▼

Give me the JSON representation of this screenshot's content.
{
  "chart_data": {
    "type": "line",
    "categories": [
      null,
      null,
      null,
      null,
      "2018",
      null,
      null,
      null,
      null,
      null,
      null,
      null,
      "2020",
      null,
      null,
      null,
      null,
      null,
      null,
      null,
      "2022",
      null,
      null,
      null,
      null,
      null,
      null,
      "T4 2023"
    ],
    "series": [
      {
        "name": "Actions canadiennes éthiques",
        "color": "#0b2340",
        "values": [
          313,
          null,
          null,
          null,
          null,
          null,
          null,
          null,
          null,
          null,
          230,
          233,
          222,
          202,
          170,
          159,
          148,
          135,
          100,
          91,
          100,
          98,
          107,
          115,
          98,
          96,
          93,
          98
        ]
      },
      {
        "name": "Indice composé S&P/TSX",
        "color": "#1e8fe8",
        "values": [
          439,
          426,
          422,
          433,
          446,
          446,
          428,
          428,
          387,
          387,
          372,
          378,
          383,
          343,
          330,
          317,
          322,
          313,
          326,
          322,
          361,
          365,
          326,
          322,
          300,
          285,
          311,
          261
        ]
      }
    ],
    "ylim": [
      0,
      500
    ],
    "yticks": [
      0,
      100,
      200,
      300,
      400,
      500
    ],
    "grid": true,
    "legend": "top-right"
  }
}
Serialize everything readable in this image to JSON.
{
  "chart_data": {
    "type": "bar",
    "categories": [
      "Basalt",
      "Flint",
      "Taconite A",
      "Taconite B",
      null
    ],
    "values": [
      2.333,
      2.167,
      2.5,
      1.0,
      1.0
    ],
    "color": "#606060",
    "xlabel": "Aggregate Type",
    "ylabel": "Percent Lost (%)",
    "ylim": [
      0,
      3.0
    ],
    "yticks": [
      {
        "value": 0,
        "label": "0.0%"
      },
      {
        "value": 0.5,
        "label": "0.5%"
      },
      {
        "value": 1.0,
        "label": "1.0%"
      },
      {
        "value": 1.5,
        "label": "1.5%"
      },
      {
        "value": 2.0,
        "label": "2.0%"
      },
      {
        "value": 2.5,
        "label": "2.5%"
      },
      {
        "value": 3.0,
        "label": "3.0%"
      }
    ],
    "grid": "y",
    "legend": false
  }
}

▲

Written task:
Select, from the listing, all lines that include the word "color".

Written response:
        "color": "#0b2340",
        "color": "#1e8fe8",
    "color": "#606060",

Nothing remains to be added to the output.